_REQUIREMENT:_ Copy out, from the entries below, each line holding the string "организаций".

_RECORDS FOR PROCESSING:_
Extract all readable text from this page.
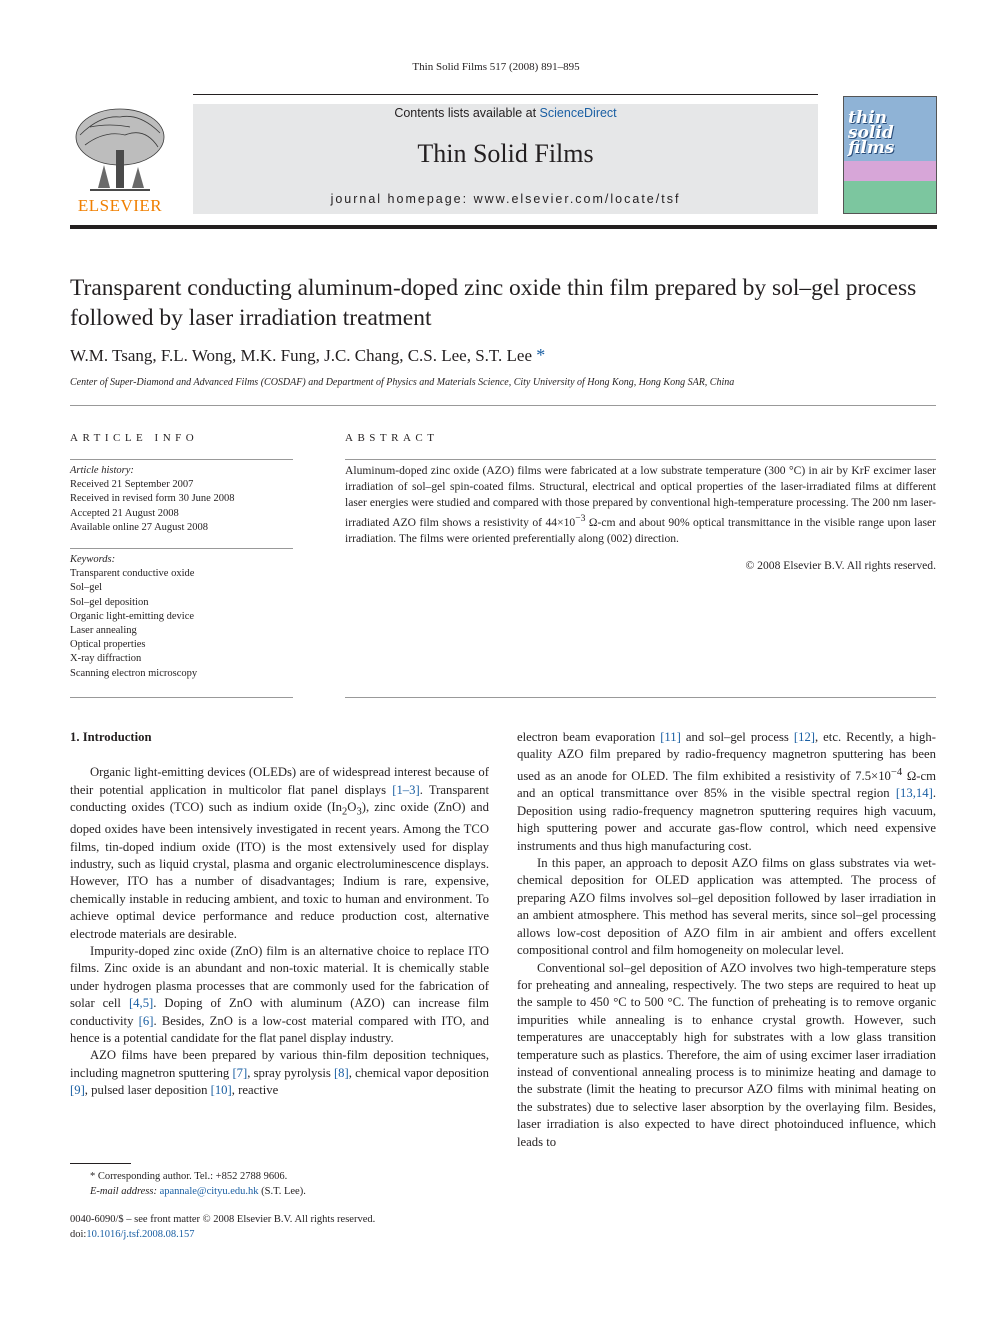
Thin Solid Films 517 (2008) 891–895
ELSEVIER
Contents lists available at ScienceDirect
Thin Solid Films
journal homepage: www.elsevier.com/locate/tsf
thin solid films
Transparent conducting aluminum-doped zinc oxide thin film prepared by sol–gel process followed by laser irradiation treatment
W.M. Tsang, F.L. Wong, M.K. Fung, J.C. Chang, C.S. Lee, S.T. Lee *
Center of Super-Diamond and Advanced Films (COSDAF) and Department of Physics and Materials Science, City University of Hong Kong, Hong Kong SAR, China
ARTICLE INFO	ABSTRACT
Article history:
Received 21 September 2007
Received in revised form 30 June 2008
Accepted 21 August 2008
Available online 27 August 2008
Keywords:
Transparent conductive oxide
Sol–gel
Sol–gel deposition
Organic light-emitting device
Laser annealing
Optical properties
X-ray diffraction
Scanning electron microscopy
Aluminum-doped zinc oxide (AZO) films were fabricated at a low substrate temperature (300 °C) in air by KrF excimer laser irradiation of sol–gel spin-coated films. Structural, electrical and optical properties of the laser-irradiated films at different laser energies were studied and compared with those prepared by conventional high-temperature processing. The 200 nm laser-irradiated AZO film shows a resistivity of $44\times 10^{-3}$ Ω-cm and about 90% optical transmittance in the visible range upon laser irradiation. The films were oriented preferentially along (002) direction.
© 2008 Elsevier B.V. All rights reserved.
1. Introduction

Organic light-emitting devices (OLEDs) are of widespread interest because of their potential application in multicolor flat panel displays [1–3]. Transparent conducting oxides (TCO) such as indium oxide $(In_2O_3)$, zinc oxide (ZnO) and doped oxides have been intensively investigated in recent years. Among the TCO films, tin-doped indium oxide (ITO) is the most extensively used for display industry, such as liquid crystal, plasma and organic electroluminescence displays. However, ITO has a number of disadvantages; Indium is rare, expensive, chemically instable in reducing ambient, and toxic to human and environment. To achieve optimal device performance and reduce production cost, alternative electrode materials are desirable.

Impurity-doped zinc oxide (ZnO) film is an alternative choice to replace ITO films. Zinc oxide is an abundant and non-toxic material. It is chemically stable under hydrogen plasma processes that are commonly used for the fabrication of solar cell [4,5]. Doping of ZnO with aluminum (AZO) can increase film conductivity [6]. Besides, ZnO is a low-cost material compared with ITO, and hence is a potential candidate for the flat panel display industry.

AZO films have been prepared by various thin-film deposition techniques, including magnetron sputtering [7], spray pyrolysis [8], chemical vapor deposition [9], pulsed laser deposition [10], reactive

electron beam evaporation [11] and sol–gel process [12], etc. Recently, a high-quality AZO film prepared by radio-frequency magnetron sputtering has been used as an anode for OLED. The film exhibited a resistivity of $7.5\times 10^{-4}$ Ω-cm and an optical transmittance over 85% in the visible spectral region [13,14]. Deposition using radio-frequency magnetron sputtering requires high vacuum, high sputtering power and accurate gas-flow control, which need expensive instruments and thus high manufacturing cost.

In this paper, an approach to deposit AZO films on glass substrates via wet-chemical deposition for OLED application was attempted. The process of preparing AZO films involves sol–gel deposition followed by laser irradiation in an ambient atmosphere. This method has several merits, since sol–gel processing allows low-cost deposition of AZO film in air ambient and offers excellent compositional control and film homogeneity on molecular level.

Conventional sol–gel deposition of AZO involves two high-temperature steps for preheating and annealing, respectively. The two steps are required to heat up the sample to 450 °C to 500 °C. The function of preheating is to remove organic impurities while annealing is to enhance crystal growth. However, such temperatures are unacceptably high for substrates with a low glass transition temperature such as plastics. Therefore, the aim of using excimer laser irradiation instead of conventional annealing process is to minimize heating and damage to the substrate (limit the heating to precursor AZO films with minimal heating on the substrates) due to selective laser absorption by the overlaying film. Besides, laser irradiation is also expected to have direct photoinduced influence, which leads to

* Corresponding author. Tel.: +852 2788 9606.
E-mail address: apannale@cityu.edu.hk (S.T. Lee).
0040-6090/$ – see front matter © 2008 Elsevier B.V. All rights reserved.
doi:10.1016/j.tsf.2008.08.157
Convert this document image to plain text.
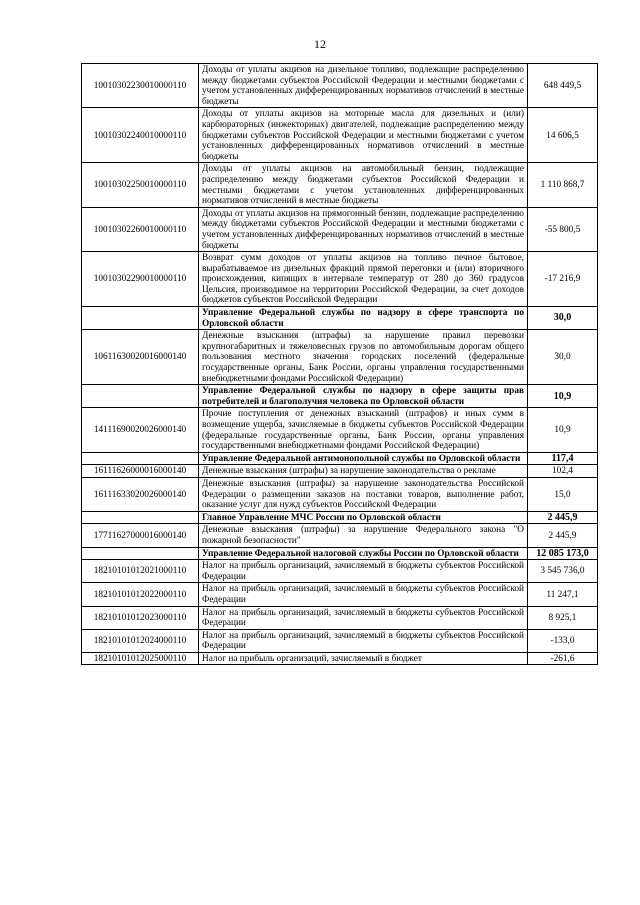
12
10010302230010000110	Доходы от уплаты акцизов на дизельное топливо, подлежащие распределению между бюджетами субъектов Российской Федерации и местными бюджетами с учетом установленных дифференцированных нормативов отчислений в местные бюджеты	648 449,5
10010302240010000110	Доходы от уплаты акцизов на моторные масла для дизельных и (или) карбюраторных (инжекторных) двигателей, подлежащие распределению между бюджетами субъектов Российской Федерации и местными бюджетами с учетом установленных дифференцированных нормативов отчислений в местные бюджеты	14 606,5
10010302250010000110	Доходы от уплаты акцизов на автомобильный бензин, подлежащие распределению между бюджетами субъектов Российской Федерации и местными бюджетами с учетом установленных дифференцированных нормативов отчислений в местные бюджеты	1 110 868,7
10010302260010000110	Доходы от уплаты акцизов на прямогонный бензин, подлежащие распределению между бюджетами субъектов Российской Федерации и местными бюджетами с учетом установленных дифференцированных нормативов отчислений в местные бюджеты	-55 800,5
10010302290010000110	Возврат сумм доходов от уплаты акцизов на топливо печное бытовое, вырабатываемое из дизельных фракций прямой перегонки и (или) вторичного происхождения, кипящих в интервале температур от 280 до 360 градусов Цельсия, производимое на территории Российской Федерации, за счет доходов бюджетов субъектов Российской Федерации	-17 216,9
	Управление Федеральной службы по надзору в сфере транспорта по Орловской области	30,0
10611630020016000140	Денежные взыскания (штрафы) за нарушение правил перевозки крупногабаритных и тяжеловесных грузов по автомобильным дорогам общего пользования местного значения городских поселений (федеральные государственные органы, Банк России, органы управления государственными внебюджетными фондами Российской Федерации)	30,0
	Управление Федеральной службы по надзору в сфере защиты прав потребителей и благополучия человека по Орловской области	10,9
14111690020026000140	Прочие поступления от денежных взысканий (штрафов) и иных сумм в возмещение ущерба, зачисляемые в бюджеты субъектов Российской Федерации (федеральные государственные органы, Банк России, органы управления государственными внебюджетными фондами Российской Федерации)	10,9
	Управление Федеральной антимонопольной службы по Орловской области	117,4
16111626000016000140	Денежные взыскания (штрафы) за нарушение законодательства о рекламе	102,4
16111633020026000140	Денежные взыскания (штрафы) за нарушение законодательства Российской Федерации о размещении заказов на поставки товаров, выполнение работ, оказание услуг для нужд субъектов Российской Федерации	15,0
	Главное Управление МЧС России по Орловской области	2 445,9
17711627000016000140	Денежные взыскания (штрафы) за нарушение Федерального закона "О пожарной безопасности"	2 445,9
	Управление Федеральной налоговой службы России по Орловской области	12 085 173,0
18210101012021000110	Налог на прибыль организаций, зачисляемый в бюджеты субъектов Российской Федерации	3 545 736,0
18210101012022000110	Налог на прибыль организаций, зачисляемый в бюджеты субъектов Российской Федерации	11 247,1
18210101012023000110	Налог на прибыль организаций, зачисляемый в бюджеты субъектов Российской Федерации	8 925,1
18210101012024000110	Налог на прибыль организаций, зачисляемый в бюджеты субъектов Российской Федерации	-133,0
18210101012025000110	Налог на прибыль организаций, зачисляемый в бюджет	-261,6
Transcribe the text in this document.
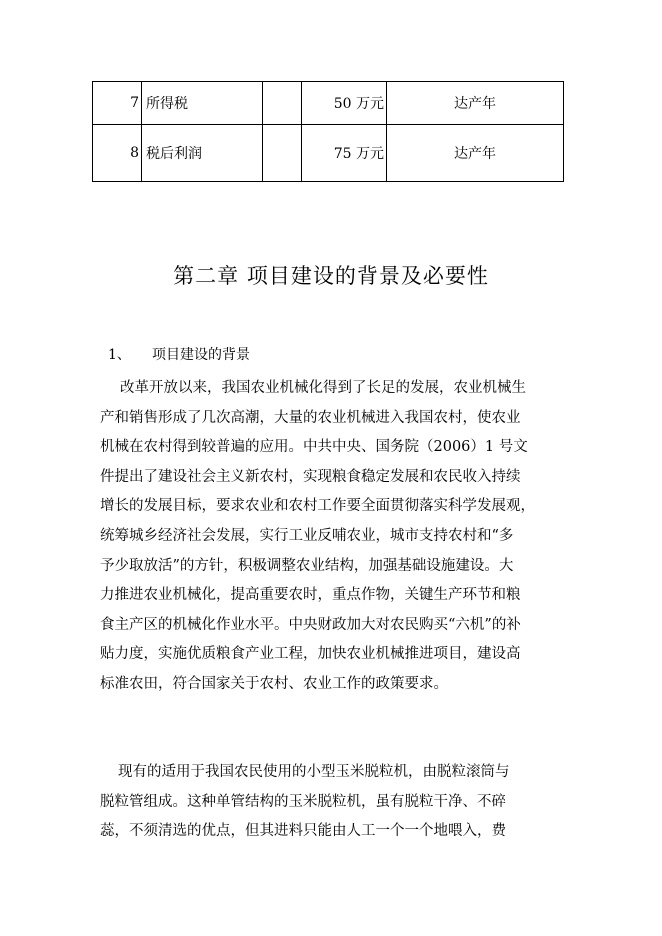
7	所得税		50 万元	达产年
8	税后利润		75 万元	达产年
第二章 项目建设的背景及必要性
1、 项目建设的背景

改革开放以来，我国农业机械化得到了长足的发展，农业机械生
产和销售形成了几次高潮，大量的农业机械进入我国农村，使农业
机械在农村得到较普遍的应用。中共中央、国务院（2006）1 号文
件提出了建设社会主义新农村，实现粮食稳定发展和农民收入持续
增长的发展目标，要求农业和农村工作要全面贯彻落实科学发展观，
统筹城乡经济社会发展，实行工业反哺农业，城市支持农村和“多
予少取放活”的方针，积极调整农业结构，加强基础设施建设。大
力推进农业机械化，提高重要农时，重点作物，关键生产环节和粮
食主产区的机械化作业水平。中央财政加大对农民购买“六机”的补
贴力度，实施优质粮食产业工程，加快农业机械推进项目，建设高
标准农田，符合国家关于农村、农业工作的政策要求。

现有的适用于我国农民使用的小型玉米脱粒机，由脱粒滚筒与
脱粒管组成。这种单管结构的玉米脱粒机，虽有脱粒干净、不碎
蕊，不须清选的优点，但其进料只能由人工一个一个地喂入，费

_RESPONSE TO THIS TASK:_
18210101012021000110	Налог на прибыль организаций, зачисляемый в бюджеты субъектов Российской Федерации	3 545 736,0
18210101012022000110	Налог на прибыль организаций, зачисляемый в бюджеты субъектов Российской Федерации	11 247,1
18210101012023000110	Налог на прибыль организаций, зачисляемый в бюджеты субъектов Российской Федерации	8 925,1
18210101012024000110	Налог на прибыль организаций, зачисляемый в бюджеты субъектов Российской Федерации	-133,0
18210101012025000110	Налог на прибыль организаций, зачисляемый в бюджет	-261,6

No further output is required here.